* [YOUR INSTRUCTIONS]: Select all lines holding the word "Wind" from the entries that follow.

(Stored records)
┄┄┄┄┄┄

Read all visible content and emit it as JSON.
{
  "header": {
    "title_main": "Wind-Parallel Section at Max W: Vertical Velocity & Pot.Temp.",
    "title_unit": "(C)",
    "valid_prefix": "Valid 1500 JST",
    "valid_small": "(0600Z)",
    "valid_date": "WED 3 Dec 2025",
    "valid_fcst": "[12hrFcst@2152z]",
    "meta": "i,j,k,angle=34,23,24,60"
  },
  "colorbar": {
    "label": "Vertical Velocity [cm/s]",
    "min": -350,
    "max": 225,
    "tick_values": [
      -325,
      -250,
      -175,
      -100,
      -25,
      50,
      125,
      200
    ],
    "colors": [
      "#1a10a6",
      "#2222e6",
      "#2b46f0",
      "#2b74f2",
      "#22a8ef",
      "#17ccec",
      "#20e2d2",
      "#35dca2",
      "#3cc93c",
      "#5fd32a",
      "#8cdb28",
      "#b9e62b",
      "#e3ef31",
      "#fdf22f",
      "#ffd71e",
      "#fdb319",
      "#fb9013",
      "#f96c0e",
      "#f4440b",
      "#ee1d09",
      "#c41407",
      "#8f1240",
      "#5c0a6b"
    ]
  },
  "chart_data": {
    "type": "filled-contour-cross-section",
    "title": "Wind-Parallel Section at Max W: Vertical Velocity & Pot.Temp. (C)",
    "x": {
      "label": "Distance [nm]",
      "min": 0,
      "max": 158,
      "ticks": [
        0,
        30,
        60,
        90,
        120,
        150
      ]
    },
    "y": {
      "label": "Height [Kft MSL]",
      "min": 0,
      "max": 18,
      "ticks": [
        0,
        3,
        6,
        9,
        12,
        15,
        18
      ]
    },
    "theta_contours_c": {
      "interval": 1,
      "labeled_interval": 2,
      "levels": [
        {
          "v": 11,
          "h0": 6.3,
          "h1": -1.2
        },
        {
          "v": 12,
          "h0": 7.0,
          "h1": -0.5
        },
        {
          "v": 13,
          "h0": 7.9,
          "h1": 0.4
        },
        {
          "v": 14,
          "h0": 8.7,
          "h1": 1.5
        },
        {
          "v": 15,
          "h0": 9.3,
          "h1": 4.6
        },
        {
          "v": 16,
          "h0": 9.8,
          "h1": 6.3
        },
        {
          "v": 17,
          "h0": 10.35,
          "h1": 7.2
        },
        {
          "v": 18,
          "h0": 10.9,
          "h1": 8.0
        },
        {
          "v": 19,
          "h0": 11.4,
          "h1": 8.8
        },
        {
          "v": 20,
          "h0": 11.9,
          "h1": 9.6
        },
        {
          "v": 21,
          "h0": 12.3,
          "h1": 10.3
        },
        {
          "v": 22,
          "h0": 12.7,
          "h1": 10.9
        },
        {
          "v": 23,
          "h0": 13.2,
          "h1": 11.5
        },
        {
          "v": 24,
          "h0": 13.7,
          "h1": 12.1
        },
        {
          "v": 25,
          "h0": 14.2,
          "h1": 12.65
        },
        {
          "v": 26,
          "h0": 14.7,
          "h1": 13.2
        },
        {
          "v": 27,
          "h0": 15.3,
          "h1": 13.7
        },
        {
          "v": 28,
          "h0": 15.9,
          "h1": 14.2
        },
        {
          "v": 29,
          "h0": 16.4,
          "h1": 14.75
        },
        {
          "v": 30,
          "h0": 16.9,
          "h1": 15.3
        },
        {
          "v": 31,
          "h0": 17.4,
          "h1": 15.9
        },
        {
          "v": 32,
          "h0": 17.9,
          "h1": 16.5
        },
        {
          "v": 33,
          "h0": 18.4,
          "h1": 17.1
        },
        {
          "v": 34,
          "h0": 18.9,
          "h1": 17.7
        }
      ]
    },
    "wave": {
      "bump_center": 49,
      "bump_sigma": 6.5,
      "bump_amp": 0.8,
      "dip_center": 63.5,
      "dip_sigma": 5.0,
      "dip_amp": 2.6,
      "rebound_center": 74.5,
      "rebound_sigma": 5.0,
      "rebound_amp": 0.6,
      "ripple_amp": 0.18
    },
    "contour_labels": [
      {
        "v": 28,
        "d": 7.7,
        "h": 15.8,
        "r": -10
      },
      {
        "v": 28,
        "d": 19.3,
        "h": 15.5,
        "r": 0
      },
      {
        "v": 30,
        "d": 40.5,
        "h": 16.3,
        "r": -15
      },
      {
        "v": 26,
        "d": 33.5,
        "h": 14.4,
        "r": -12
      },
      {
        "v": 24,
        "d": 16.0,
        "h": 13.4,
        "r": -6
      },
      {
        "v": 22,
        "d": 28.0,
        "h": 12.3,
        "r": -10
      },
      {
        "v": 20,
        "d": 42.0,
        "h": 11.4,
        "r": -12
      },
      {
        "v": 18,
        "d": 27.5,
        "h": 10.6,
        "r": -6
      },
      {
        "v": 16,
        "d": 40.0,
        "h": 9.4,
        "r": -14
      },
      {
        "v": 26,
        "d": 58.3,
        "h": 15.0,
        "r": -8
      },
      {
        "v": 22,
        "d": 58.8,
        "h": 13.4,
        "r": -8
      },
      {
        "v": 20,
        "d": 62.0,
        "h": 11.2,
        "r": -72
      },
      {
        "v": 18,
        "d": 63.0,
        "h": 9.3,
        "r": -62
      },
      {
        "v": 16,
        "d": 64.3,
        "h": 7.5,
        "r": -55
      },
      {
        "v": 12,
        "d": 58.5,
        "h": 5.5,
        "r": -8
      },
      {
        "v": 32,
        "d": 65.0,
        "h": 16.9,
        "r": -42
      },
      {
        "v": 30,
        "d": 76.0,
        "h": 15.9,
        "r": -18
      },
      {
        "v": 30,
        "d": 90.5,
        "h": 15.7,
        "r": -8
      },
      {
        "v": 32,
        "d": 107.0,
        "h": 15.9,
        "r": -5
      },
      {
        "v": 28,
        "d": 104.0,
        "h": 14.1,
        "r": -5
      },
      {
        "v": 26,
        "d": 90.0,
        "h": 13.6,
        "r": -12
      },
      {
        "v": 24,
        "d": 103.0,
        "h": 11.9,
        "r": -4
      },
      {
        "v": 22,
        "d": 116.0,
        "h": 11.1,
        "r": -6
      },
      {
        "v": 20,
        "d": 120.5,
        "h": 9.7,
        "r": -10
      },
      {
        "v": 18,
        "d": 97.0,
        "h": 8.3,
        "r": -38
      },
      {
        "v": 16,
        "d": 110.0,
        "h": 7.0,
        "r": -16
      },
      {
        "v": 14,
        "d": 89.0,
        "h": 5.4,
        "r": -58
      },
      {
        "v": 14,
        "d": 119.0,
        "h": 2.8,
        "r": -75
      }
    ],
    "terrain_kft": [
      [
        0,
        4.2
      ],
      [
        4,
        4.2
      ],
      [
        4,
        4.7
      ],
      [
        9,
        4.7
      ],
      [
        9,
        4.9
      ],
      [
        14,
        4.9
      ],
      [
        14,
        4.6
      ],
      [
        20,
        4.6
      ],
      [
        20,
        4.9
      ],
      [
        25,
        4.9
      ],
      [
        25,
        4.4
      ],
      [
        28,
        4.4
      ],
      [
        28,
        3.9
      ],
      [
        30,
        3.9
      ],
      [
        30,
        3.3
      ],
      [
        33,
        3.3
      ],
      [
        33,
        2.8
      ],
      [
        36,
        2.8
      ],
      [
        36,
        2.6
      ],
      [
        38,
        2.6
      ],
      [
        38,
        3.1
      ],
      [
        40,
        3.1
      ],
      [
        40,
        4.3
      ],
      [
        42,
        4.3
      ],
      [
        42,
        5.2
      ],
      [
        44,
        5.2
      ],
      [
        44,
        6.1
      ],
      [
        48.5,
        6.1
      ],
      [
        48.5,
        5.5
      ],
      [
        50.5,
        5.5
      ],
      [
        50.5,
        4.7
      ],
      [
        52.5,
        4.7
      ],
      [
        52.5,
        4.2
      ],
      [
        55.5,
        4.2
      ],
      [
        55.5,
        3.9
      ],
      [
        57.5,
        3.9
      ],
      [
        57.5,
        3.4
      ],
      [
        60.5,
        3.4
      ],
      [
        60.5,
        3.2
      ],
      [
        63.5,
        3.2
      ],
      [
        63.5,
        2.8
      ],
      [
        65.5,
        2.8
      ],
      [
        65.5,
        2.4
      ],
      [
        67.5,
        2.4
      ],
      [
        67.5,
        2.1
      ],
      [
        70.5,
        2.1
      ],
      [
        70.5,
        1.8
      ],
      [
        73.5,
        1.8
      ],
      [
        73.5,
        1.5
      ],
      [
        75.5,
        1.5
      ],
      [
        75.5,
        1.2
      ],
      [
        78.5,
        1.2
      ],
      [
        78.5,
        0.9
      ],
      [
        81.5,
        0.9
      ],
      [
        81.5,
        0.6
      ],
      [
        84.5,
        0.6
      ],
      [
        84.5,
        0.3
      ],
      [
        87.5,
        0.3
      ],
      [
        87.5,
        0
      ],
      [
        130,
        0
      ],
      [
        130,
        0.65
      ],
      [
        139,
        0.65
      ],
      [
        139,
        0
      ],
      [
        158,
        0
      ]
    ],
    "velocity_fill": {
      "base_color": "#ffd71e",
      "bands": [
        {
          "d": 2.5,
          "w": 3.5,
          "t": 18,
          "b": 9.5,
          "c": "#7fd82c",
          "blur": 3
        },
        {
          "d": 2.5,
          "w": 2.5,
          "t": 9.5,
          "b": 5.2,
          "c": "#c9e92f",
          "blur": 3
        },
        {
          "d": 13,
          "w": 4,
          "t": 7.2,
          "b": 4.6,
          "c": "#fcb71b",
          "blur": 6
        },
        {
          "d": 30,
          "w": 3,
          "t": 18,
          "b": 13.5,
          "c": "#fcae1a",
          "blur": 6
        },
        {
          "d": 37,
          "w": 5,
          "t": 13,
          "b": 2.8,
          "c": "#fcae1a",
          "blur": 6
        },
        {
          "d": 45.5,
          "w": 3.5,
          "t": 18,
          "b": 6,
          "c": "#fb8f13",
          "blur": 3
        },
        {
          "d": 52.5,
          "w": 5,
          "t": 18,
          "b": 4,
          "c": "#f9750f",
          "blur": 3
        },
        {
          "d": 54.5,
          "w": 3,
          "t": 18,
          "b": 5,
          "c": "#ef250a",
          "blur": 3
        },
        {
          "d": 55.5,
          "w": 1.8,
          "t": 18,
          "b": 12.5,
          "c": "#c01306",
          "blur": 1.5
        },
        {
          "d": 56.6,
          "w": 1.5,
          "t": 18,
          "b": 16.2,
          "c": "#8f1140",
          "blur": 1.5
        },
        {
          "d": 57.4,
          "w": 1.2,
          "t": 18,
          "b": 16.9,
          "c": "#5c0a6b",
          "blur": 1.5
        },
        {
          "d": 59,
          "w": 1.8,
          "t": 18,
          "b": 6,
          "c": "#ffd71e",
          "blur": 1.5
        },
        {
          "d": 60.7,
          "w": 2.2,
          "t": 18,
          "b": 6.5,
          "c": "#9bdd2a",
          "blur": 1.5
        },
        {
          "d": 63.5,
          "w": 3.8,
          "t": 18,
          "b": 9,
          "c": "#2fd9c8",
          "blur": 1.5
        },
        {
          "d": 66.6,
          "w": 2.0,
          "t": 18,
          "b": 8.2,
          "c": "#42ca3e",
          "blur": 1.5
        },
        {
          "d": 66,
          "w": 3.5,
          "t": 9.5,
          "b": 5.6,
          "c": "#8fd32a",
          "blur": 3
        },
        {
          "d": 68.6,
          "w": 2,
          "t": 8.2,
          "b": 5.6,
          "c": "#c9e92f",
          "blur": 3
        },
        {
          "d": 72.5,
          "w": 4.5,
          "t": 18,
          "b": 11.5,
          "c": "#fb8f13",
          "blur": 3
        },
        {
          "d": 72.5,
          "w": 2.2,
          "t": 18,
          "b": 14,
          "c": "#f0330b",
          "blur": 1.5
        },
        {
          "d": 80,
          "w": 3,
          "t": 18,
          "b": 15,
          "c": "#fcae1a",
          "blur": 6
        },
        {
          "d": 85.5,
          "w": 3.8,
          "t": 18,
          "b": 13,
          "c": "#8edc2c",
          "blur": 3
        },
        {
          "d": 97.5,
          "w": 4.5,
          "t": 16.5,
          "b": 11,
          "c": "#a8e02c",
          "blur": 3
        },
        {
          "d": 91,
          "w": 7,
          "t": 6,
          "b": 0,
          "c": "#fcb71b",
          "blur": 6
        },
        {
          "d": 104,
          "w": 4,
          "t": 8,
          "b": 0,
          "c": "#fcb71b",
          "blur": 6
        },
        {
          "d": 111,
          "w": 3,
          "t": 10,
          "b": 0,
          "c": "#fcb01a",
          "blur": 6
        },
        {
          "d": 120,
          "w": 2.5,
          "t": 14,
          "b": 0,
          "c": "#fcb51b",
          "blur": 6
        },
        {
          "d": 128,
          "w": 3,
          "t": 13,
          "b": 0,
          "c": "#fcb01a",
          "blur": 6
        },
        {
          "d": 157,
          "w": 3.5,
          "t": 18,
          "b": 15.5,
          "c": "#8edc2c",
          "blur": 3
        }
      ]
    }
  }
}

┄┄┄┄┄┄

* [RESPONSE TO THE TASK]:
    "title_main": "Wind-Parallel Section at Max W: Vertical Velocity & Pot.Temp.",
    "title": "Wind-Parallel Section at Max W: Vertical Velocity & Pot.Temp. (C)",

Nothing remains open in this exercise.